What is needed => Scan the following material for the string "right" and copy each line in which it appears.

Supplied records =>
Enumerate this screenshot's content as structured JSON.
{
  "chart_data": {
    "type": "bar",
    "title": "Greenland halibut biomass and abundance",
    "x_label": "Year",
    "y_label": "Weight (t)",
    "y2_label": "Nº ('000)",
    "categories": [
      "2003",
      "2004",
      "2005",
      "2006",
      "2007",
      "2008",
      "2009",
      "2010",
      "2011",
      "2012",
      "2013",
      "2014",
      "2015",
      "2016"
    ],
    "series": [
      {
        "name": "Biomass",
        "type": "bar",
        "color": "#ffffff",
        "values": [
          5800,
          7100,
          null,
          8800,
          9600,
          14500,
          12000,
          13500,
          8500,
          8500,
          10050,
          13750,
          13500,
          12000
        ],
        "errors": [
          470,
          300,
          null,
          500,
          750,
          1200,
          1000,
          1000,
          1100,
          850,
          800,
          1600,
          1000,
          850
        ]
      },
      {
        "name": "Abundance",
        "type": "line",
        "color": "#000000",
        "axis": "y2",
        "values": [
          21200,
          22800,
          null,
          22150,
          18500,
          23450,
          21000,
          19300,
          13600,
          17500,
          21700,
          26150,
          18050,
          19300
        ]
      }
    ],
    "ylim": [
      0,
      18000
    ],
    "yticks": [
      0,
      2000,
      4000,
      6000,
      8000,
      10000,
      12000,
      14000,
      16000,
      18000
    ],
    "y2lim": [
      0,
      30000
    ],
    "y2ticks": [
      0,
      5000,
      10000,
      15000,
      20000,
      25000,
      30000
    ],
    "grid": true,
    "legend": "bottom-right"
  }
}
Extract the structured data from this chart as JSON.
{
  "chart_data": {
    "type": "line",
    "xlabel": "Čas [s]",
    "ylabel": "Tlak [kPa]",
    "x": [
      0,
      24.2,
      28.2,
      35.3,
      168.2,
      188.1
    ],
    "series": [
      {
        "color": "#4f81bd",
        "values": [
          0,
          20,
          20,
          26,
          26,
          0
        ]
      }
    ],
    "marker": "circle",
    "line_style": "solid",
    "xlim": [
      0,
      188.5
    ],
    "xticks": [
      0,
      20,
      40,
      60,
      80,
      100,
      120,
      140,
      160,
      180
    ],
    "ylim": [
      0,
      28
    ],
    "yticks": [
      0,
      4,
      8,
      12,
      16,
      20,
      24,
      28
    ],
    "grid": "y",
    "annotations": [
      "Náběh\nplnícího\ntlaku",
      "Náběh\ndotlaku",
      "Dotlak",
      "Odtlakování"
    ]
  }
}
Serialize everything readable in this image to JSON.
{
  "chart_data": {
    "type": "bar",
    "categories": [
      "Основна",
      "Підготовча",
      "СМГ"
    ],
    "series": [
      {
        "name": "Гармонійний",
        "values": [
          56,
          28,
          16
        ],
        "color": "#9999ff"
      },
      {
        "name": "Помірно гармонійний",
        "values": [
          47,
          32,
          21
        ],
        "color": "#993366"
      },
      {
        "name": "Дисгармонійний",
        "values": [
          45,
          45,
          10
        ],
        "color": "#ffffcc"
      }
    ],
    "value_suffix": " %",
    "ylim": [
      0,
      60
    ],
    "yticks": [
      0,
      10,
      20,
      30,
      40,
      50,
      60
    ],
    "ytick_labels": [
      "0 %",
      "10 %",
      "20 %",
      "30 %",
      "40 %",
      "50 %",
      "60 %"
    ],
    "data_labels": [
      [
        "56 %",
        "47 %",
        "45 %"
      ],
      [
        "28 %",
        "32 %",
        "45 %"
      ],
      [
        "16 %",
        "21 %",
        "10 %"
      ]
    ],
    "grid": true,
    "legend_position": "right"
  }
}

Answer to the task =>
    "legend": "bottom-right"
    "legend_position": "right"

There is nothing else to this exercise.